#### Exercise objective
Collect all lines from the listing that include the string "SEAMEN".

Stored data:
==============================
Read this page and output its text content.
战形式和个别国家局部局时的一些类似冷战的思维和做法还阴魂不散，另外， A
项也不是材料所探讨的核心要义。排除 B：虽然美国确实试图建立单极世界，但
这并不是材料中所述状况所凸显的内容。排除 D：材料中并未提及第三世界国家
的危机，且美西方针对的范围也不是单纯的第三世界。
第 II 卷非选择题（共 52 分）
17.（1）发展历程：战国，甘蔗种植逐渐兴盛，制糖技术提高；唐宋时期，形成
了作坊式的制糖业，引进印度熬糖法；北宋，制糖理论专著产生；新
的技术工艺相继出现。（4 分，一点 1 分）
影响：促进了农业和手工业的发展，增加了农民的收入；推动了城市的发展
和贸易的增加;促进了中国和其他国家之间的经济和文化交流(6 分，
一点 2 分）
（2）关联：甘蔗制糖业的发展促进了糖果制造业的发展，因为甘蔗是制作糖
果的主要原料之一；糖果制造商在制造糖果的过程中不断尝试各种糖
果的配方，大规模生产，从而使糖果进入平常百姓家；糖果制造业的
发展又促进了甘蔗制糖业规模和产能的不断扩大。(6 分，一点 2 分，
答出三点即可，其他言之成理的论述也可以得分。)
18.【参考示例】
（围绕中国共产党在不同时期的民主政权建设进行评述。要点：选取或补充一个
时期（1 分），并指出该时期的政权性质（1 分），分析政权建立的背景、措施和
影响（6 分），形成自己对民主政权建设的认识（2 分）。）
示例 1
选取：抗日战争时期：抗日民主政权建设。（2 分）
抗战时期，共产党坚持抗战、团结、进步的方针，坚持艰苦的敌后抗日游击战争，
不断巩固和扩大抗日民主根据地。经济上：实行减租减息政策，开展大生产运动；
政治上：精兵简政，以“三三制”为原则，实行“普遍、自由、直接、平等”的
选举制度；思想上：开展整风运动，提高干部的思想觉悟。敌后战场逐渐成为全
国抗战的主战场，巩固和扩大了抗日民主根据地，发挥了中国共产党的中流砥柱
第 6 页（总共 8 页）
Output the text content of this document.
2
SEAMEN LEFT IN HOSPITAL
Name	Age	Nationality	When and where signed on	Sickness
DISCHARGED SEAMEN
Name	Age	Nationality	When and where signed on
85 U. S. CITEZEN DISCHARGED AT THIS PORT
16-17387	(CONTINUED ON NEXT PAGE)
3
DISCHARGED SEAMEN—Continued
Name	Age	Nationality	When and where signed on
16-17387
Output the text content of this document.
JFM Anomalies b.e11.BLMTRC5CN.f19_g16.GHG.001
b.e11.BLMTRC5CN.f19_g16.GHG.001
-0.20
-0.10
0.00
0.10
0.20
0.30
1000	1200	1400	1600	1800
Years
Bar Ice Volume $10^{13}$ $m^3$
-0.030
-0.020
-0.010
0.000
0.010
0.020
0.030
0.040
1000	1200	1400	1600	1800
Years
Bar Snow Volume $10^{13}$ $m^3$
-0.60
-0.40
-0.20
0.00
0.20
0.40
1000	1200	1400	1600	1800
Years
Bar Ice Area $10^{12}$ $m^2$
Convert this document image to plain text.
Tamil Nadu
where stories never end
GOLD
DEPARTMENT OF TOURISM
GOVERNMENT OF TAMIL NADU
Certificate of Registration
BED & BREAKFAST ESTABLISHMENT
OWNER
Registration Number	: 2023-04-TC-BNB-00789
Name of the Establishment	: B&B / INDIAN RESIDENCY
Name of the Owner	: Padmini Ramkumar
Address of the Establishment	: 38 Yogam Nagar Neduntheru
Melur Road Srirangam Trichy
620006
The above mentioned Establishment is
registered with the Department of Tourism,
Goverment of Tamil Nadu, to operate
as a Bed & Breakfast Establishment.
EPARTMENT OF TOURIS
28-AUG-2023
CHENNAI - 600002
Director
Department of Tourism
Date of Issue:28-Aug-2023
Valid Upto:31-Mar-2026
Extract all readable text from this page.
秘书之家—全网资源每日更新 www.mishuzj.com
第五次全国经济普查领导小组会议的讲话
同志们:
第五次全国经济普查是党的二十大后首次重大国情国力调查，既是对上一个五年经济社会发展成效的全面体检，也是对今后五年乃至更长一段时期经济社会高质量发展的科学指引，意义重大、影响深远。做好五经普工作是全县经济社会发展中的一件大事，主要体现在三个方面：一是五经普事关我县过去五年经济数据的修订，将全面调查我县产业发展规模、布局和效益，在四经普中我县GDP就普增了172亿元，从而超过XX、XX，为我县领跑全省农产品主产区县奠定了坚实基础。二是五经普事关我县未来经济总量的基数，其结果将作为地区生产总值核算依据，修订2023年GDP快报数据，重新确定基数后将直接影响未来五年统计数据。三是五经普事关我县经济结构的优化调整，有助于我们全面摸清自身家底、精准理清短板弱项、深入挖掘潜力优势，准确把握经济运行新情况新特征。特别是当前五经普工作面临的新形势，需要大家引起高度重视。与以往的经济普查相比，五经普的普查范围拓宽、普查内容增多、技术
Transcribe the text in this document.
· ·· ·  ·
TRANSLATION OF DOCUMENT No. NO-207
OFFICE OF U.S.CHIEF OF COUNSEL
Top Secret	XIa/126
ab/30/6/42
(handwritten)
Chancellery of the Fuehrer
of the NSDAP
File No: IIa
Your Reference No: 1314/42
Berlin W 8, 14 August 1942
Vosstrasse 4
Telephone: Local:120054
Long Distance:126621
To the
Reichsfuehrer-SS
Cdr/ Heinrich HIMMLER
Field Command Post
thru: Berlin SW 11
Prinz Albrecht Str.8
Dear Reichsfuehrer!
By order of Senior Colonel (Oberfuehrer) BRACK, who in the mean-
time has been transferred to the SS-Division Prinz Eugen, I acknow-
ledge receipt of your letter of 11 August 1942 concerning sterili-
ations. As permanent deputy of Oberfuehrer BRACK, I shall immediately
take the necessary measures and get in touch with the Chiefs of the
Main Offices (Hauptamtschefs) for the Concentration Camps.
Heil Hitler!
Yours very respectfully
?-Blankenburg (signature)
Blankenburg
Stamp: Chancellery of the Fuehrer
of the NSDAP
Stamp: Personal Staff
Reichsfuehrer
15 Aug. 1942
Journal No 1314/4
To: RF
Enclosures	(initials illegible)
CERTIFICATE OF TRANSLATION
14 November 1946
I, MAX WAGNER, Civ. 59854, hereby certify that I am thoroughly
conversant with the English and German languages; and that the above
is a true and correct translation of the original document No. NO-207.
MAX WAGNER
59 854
==============================
#### Correct answer
SEAMEN LEFT IN HOSPITAL
DISCHARGED SEAMEN
DISCHARGED SEAMEN—Continued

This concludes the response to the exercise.